Selected text:
Neilson v Harford, 151 Eng. Rep. 1266, 8 M&W 806, Web. Pat. Cas.
273 (1844)
This English case was cited by O’Reilly v Morse, infra, and
Parker v Flook, infra. Nielsen, whose picture appears at the right,
discovered that a blast furnace worked much better if the air blown
through the molten iron was preheated. He developed a furnace
with a preheating chamber through which the air passed.
The court concluded that the principle of preheating air
could not be patented; however, a furnace implementing the
principle by including a preheating chamber was a proper subject for a patent. The
court made the following statement:
The case must be considered as if, the principle being well known, the
plaintiff had first invented a mode of applying it by a mechanical
apparatus.
As applied in subsequent cases, the statement means that the natural
phenomenon that has been discovered must be considered as prior art and the
question of patentability turns on whether the implementation of the natural
phenomenon is novel. If the implementation is conventional (as in Flook) or is trivial
(as in Funk Brothers Seed Co. v Kalo Inoculant Co., infra.) then the subject matter
cannot be patented.

Exercise instructions: Rewrite the part of the text on the Neilson case starting with "This English case" and going on through "the air passed.", updating it so that "melted iron" replaces "molten iron".

Document structure recognition data:
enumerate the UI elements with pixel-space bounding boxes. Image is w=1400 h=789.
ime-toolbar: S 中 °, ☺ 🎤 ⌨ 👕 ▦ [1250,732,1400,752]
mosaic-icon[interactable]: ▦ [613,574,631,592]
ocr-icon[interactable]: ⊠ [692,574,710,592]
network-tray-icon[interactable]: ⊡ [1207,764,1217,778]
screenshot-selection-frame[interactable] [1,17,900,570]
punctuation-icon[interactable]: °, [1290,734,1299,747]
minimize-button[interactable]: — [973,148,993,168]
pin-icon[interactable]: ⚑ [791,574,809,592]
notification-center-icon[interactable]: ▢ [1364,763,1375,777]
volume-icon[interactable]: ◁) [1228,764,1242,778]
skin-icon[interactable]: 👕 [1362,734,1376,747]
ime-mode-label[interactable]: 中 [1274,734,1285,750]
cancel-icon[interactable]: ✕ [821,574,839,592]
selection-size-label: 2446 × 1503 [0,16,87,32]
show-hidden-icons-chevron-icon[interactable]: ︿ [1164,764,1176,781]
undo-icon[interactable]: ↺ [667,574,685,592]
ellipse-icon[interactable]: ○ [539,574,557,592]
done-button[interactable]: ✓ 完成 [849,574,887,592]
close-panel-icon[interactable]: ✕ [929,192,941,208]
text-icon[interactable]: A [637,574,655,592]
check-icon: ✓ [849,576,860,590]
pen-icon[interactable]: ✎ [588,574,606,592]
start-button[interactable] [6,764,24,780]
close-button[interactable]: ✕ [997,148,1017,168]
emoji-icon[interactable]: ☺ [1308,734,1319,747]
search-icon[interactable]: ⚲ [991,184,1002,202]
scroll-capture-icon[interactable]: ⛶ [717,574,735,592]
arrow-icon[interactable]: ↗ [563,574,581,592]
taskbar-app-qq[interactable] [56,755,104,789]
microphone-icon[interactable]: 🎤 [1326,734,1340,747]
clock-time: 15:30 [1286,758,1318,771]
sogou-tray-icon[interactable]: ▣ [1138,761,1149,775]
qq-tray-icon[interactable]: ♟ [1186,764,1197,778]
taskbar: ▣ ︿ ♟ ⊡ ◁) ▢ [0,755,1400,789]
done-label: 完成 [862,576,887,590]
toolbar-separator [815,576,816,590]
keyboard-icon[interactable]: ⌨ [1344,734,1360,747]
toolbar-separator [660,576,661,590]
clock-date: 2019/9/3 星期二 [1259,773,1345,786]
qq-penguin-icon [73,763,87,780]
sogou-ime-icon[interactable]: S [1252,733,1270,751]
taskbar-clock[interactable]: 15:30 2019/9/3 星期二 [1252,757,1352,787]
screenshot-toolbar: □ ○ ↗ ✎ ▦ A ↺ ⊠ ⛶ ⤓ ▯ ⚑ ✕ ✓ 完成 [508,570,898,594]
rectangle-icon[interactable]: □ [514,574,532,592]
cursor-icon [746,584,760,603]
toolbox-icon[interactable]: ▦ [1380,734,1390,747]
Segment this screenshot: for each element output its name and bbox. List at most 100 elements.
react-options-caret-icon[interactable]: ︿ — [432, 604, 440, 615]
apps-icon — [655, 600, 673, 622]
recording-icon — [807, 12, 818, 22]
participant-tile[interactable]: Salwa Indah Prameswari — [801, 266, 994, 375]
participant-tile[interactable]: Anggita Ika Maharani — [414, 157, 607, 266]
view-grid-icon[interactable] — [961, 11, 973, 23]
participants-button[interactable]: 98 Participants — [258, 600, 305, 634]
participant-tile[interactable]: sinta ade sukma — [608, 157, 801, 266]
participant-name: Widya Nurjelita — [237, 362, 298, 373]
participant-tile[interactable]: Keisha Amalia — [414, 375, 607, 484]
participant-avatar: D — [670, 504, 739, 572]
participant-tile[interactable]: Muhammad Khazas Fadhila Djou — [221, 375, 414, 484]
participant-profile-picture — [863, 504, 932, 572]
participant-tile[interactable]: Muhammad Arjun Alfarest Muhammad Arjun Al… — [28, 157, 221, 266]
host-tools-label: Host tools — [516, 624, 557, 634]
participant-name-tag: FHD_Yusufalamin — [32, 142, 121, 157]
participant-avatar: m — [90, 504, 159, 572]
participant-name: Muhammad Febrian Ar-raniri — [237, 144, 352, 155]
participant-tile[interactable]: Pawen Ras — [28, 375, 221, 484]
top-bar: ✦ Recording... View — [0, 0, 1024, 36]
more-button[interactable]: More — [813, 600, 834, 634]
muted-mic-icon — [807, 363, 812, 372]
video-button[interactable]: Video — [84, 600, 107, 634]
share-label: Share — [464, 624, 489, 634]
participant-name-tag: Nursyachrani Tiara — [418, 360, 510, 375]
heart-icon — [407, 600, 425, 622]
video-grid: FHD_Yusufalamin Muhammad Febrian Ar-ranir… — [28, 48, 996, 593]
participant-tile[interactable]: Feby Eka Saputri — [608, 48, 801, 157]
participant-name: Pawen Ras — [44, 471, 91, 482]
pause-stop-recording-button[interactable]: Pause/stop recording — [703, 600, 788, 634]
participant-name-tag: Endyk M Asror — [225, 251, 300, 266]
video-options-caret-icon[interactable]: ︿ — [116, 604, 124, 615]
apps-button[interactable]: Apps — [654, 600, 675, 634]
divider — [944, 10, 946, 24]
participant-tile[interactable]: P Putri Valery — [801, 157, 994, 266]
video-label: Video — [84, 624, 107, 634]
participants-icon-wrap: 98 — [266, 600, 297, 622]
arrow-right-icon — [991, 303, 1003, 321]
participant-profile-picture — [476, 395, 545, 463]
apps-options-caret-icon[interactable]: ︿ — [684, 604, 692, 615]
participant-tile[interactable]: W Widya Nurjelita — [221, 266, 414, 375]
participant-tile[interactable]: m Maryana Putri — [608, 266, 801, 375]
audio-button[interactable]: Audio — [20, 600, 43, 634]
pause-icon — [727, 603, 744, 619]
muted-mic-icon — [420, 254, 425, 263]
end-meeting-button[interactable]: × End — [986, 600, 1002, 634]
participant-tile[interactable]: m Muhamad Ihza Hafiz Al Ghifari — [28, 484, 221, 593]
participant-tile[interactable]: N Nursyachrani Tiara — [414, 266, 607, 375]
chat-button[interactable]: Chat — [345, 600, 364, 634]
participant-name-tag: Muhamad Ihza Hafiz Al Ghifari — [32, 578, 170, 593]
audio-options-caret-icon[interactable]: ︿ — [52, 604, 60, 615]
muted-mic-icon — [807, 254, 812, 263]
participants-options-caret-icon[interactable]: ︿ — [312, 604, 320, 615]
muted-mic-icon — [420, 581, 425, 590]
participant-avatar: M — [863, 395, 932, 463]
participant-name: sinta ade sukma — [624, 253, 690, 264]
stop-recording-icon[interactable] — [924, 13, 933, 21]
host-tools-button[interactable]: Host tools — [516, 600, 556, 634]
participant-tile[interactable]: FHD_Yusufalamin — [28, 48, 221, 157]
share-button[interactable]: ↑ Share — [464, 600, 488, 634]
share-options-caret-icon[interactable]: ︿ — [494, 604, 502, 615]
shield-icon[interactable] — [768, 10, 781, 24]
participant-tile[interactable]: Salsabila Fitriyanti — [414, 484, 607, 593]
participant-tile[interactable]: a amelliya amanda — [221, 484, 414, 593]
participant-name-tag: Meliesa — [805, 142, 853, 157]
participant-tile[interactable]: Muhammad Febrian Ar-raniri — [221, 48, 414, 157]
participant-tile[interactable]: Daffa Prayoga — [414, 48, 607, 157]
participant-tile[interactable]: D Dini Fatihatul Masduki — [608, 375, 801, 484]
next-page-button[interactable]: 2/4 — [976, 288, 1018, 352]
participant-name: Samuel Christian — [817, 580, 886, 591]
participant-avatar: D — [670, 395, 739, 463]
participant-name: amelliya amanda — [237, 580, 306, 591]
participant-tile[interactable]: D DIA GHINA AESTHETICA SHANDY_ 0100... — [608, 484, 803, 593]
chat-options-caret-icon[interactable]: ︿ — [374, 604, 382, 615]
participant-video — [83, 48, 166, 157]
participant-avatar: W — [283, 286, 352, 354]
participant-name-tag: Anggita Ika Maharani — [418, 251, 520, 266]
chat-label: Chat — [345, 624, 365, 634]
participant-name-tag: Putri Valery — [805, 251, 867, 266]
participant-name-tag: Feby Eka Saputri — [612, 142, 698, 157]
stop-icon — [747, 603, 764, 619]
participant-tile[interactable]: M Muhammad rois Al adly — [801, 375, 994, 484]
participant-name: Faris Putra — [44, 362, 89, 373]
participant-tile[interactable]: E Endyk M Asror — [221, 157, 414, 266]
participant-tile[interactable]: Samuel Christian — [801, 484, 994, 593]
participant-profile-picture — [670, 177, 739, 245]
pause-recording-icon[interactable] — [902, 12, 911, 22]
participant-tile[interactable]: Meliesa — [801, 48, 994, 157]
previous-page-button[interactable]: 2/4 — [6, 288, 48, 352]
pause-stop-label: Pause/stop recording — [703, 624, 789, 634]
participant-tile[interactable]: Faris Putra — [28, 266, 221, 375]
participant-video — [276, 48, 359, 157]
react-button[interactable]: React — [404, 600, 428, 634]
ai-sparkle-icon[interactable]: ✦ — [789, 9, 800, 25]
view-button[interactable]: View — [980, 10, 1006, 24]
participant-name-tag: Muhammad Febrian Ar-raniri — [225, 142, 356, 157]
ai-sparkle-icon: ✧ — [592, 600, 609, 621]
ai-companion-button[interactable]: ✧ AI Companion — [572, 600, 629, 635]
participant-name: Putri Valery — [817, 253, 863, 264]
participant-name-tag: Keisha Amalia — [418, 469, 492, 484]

Response:
This English case was cited by O’Reilly v Morse, infra, and
Parker v Flook, infra. Nielsen, whose picture appears at the right,
discovered that a blast furnace worked much better if the air blown
through the melted iron was preheated. He developed a furnace
with a preheating chamber through which the air passed.